Exactly repeat the material, dropping only the pictures.
%%
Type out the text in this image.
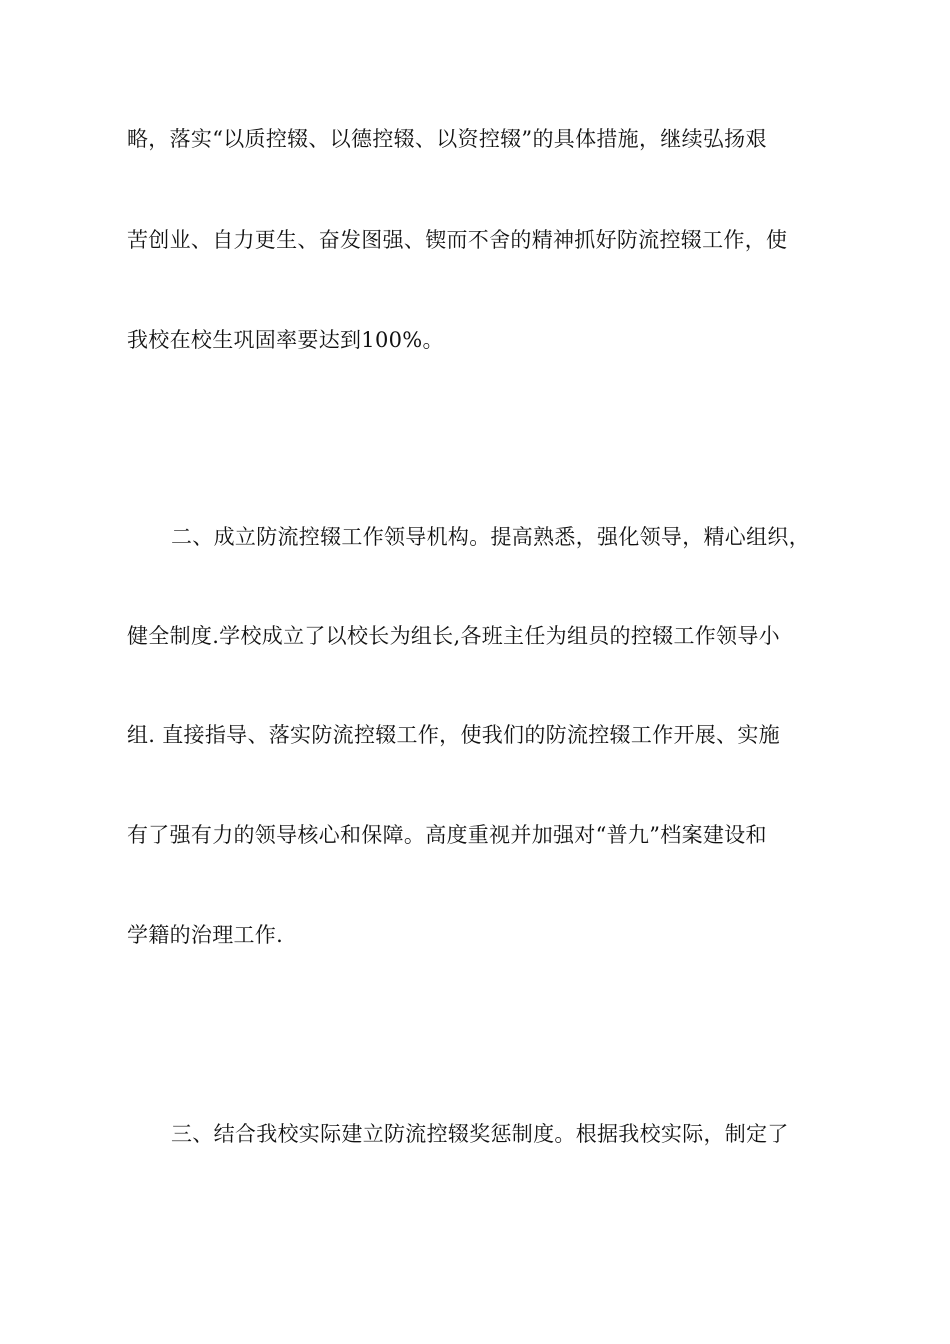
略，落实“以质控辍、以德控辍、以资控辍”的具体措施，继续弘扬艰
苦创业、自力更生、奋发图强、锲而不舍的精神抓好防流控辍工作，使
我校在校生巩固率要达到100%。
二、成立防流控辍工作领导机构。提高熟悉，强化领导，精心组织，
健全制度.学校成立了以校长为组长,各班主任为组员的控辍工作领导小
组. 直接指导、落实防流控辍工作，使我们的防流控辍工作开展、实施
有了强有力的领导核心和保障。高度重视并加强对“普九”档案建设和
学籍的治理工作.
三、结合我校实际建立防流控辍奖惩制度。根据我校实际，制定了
%%
→ RESULT OF THE TASK
Type out the text in this image.
略，落实“以质控辍、以德控辍、以资控辍”的具体措施，继续弘扬艰
苦创业、自力更生、奋发图强、锲而不舍的精神抓好防流控辍工作，使
我校在校生巩固率要达到100%。
二、成立防流控辍工作领导机构。提高熟悉，强化领导，精心组织，
健全制度.学校成立了以校长为组长,各班主任为组员的控辍工作领导小
组. 直接指导、落实防流控辍工作，使我们的防流控辍工作开展、实施
有了强有力的领导核心和保障。高度重视并加强对“普九”档案建设和
学籍的治理工作.
三、结合我校实际建立防流控辍奖惩制度。根据我校实际，制定了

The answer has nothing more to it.